* Instructions to follow: Retype all of the data. Every line must match exactly.

Stored entries:
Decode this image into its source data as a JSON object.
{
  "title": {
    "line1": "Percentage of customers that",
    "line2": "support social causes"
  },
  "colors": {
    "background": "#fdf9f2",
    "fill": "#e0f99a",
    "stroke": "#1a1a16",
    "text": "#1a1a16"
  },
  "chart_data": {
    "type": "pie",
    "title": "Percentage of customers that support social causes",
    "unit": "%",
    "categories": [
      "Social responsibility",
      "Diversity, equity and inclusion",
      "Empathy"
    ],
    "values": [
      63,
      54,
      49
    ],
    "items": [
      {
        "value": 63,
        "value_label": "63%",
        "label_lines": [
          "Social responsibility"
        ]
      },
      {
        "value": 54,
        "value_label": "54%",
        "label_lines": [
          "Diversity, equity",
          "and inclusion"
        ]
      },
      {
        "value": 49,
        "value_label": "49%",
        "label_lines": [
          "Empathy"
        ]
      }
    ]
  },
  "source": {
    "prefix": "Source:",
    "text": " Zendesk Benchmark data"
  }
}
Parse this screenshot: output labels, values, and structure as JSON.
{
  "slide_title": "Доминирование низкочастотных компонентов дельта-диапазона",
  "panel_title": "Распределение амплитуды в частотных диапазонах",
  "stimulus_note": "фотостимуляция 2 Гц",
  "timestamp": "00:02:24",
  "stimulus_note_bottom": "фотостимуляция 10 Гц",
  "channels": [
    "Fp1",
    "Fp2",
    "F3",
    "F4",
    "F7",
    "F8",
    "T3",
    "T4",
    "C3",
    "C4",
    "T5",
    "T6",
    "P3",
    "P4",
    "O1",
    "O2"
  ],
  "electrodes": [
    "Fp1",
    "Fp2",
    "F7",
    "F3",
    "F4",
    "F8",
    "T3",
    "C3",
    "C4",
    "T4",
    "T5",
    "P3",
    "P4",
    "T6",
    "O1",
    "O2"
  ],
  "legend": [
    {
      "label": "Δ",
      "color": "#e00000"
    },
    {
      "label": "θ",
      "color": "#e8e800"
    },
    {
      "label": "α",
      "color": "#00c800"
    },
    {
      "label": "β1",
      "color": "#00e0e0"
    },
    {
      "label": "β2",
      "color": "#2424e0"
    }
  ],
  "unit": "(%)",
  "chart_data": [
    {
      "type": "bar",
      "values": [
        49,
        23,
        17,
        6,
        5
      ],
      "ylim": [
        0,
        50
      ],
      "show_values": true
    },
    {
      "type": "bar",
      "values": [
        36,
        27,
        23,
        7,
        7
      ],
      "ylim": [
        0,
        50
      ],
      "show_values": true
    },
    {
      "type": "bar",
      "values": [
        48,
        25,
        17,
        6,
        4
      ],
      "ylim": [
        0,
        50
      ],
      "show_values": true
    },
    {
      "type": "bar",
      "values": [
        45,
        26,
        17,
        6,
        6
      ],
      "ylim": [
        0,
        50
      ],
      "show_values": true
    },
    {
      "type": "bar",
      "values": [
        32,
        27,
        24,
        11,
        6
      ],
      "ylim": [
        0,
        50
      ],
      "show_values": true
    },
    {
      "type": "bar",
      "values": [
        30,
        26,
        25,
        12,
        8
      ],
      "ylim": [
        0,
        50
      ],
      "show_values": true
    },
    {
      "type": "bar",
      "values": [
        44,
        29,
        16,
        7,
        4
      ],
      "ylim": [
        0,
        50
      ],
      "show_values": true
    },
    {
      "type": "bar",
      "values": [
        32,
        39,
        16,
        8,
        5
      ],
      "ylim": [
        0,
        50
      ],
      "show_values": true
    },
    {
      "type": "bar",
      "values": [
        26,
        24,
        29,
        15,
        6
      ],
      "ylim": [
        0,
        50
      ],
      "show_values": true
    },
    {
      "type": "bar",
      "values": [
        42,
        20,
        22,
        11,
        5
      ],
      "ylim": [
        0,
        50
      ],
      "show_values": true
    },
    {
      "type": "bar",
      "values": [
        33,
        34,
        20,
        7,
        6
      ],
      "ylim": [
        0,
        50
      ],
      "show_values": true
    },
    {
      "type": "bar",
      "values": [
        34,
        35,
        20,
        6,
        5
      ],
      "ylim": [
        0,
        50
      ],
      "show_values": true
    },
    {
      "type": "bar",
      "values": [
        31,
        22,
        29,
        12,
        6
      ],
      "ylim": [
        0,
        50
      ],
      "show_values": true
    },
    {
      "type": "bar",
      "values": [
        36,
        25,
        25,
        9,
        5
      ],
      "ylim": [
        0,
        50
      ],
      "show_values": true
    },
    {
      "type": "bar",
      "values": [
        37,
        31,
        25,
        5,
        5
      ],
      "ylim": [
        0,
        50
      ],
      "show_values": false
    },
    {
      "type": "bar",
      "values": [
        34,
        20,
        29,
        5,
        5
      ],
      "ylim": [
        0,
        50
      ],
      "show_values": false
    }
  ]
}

* Exercise result:
Decode this image into its source data as a JSON object.
{
  "title": {
    "line1": "Percentage of customers that",
    "line2": "support social causes"
  },
  "colors": {
    "background": "#fdf9f2",
    "fill": "#e0f99a",
    "stroke": "#1a1a16",
    "text": "#1a1a16"
  },
  "chart_data": {
    "type": "pie",
    "title": "Percentage of customers that support social causes",
    "unit": "%",
    "categories": [
      "Social responsibility",
      "Diversity, equity and inclusion",
      "Empathy"
    ],
    "values": [
      63,
      54,
      49
    ],
    "items": [
      {
        "value": 63,
        "value_label": "63%",
        "label_lines": [
          "Social responsibility"
        ]
      },
      {
        "value": 54,
        "value_label": "54%",
        "label_lines": [
          "Diversity, equity",
          "and inclusion"
        ]
      },
      {
        "value": 49,
        "value_label": "49%",
        "label_lines": [
          "Empathy"
        ]
      }
    ]
  },
  "source": {
    "prefix": "Source:",
    "text": " Zendesk Benchmark data"
  }
}
Parse this screenshot: output labels, values, and structure as JSON.
{
  "slide_title": "Доминирование низкочастотных компонентов дельта-диапазона",
  "panel_title": "Распределение амплитуды в частотных диапазонах",
  "stimulus_note": "фотостимуляция 2 Гц",
  "timestamp": "00:02:24",
  "stimulus_note_bottom": "фотостимуляция 10 Гц",
  "channels": [
    "Fp1",
    "Fp2",
    "F3",
    "F4",
    "F7",
    "F8",
    "T3",
    "T4",
    "C3",
    "C4",
    "T5",
    "T6",
    "P3",
    "P4",
    "O1",
    "O2"
  ],
  "electrodes": [
    "Fp1",
    "Fp2",
    "F7",
    "F3",
    "F4",
    "F8",
    "T3",
    "C3",
    "C4",
    "T4",
    "T5",
    "P3",
    "P4",
    "T6",
    "O1",
    "O2"
  ],
  "legend": [
    {
      "label": "Δ",
      "color": "#e00000"
    },
    {
      "label": "θ",
      "color": "#e8e800"
    },
    {
      "label": "α",
      "color": "#00c800"
    },
    {
      "label": "β1",
      "color": "#00e0e0"
    },
    {
      "label": "β2",
      "color": "#2424e0"
    }
  ],
  "unit": "(%)",
  "chart_data": [
    {
      "type": "bar",
      "values": [
        49,
        23,
        17,
        6,
        5
      ],
      "ylim": [
        0,
        50
      ],
      "show_values": true
    },
    {
      "type": "bar",
      "values": [
        36,
        27,
        23,
        7,
        7
      ],
      "ylim": [
        0,
        50
      ],
      "show_values": true
    },
    {
      "type": "bar",
      "values": [
        48,
        25,
        17,
        6,
        4
      ],
      "ylim": [
        0,
        50
      ],
      "show_values": true
    },
    {
      "type": "bar",
      "values": [
        45,
        26,
        17,
        6,
        6
      ],
      "ylim": [
        0,
        50
      ],
      "show_values": true
    },
    {
      "type": "bar",
      "values": [
        32,
        27,
        24,
        11,
        6
      ],
      "ylim": [
        0,
        50
      ],
      "show_values": true
    },
    {
      "type": "bar",
      "values": [
        30,
        26,
        25,
        12,
        8
      ],
      "ylim": [
        0,
        50
      ],
      "show_values": true
    },
    {
      "type": "bar",
      "values": [
        44,
        29,
        16,
        7,
        4
      ],
      "ylim": [
        0,
        50
      ],
      "show_values": true
    },
    {
      "type": "bar",
      "values": [
        32,
        39,
        16,
        8,
        5
      ],
      "ylim": [
        0,
        50
      ],
      "show_values": true
    },
    {
      "type": "bar",
      "values": [
        26,
        24,
        29,
        15,
        6
      ],
      "ylim": [
        0,
        50
      ],
      "show_values": true
    },
    {
      "type": "bar",
      "values": [
        42,
        20,
        22,
        11,
        5
      ],
      "ylim": [
        0,
        50
      ],
      "show_values": true
    },
    {
      "type": "bar",
      "values": [
        33,
        34,
        20,
        7,
        6
      ],
      "ylim": [
        0,
        50
      ],
      "show_values": true
    },
    {
      "type": "bar",
      "values": [
        34,
        35,
        20,
        6,
        5
      ],
      "ylim": [
        0,
        50
      ],
      "show_values": true
    },
    {
      "type": "bar",
      "values": [
        31,
        22,
        29,
        12,
        6
      ],
      "ylim": [
        0,
        50
      ],
      "show_values": true
    },
    {
      "type": "bar",
      "values": [
        36,
        25,
        25,
        9,
        5
      ],
      "ylim": [
        0,
        50
      ],
      "show_values": true
    },
    {
      "type": "bar",
      "values": [
        37,
        31,
        25,
        5,
        5
      ],
      "ylim": [
        0,
        50
      ],
      "show_values": false
    },
    {
      "type": "bar",
      "values": [
        34,
        20,
        29,
        5,
        5
      ],
      "ylim": [
        0,
        50
      ],
      "show_values": false
    }
  ]
}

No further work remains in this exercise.